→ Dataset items
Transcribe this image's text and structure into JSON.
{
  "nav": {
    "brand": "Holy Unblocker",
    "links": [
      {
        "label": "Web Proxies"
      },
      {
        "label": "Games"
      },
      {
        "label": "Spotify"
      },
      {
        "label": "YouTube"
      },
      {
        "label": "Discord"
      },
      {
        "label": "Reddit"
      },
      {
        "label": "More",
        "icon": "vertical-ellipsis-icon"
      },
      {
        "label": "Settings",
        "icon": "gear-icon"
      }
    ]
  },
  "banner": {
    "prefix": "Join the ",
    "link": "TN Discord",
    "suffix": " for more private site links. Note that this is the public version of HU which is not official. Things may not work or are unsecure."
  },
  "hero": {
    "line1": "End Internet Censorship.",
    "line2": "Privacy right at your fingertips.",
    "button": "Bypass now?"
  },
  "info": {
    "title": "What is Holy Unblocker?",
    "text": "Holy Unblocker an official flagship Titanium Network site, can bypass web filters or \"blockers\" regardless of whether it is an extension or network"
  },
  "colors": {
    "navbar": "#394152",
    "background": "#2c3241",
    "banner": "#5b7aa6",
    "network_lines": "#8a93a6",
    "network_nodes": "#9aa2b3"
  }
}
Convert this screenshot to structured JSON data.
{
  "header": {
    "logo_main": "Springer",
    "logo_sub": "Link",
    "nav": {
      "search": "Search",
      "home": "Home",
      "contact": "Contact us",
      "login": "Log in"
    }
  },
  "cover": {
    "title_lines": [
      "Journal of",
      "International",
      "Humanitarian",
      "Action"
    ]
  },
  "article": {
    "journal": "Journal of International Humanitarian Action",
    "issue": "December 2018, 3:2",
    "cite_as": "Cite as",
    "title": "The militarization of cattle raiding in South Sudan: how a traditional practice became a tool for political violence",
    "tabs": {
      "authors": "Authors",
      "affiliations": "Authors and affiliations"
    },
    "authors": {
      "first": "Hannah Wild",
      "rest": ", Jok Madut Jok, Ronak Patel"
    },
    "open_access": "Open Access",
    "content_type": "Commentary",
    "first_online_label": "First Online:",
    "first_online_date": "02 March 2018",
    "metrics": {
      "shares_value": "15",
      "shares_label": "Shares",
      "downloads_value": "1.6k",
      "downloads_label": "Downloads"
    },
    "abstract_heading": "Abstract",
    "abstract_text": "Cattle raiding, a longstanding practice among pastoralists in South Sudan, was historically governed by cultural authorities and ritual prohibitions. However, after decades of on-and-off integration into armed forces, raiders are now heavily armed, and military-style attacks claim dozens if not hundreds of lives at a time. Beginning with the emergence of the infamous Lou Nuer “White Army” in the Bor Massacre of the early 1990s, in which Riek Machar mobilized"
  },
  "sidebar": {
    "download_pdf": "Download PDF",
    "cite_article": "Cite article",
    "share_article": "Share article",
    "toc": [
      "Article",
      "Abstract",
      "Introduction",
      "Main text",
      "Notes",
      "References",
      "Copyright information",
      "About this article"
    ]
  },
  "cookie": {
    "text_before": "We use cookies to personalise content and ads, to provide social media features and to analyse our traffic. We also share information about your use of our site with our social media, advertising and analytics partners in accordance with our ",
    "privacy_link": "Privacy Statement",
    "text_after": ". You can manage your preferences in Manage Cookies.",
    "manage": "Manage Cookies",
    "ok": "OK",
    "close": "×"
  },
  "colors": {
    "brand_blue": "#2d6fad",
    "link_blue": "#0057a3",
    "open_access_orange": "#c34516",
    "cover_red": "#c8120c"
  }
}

→ Task details
Retype every record above exactly as written.

→ Answer to this exercise
Transcribe this image's text and structure into JSON.
{
  "nav": {
    "brand": "Holy Unblocker",
    "links": [
      {
        "label": "Web Proxies"
      },
      {
        "label": "Games"
      },
      {
        "label": "Spotify"
      },
      {
        "label": "YouTube"
      },
      {
        "label": "Discord"
      },
      {
        "label": "Reddit"
      },
      {
        "label": "More",
        "icon": "vertical-ellipsis-icon"
      },
      {
        "label": "Settings",
        "icon": "gear-icon"
      }
    ]
  },
  "banner": {
    "prefix": "Join the ",
    "link": "TN Discord",
    "suffix": " for more private site links. Note that this is the public version of HU which is not official. Things may not work or are unsecure."
  },
  "hero": {
    "line1": "End Internet Censorship.",
    "line2": "Privacy right at your fingertips.",
    "button": "Bypass now?"
  },
  "info": {
    "title": "What is Holy Unblocker?",
    "text": "Holy Unblocker an official flagship Titanium Network site, can bypass web filters or \"blockers\" regardless of whether it is an extension or network"
  },
  "colors": {
    "navbar": "#394152",
    "background": "#2c3241",
    "banner": "#5b7aa6",
    "network_lines": "#8a93a6",
    "network_nodes": "#9aa2b3"
  }
}
Convert this screenshot to structured JSON data.
{
  "header": {
    "logo_main": "Springer",
    "logo_sub": "Link",
    "nav": {
      "search": "Search",
      "home": "Home",
      "contact": "Contact us",
      "login": "Log in"
    }
  },
  "cover": {
    "title_lines": [
      "Journal of",
      "International",
      "Humanitarian",
      "Action"
    ]
  },
  "article": {
    "journal": "Journal of International Humanitarian Action",
    "issue": "December 2018, 3:2",
    "cite_as": "Cite as",
    "title": "The militarization of cattle raiding in South Sudan: how a traditional practice became a tool for political violence",
    "tabs": {
      "authors": "Authors",
      "affiliations": "Authors and affiliations"
    },
    "authors": {
      "first": "Hannah Wild",
      "rest": ", Jok Madut Jok, Ronak Patel"
    },
    "open_access": "Open Access",
    "content_type": "Commentary",
    "first_online_label": "First Online:",
    "first_online_date": "02 March 2018",
    "metrics": {
      "shares_value": "15",
      "shares_label": "Shares",
      "downloads_value": "1.6k",
      "downloads_label": "Downloads"
    },
    "abstract_heading": "Abstract",
    "abstract_text": "Cattle raiding, a longstanding practice among pastoralists in South Sudan, was historically governed by cultural authorities and ritual prohibitions. However, after decades of on-and-off integration into armed forces, raiders are now heavily armed, and military-style attacks claim dozens if not hundreds of lives at a time. Beginning with the emergence of the infamous Lou Nuer “White Army” in the Bor Massacre of the early 1990s, in which Riek Machar mobilized"
  },
  "sidebar": {
    "download_pdf": "Download PDF",
    "cite_article": "Cite article",
    "share_article": "Share article",
    "toc": [
      "Article",
      "Abstract",
      "Introduction",
      "Main text",
      "Notes",
      "References",
      "Copyright information",
      "About this article"
    ]
  },
  "cookie": {
    "text_before": "We use cookies to personalise content and ads, to provide social media features and to analyse our traffic. We also share information about your use of our site with our social media, advertising and analytics partners in accordance with our ",
    "privacy_link": "Privacy Statement",
    "text_after": ". You can manage your preferences in Manage Cookies.",
    "manage": "Manage Cookies",
    "ok": "OK",
    "close": "×"
  },
  "colors": {
    "brand_blue": "#2d6fad",
    "link_blue": "#0057a3",
    "open_access_orange": "#c34516",
    "cover_red": "#c8120c"
  }
}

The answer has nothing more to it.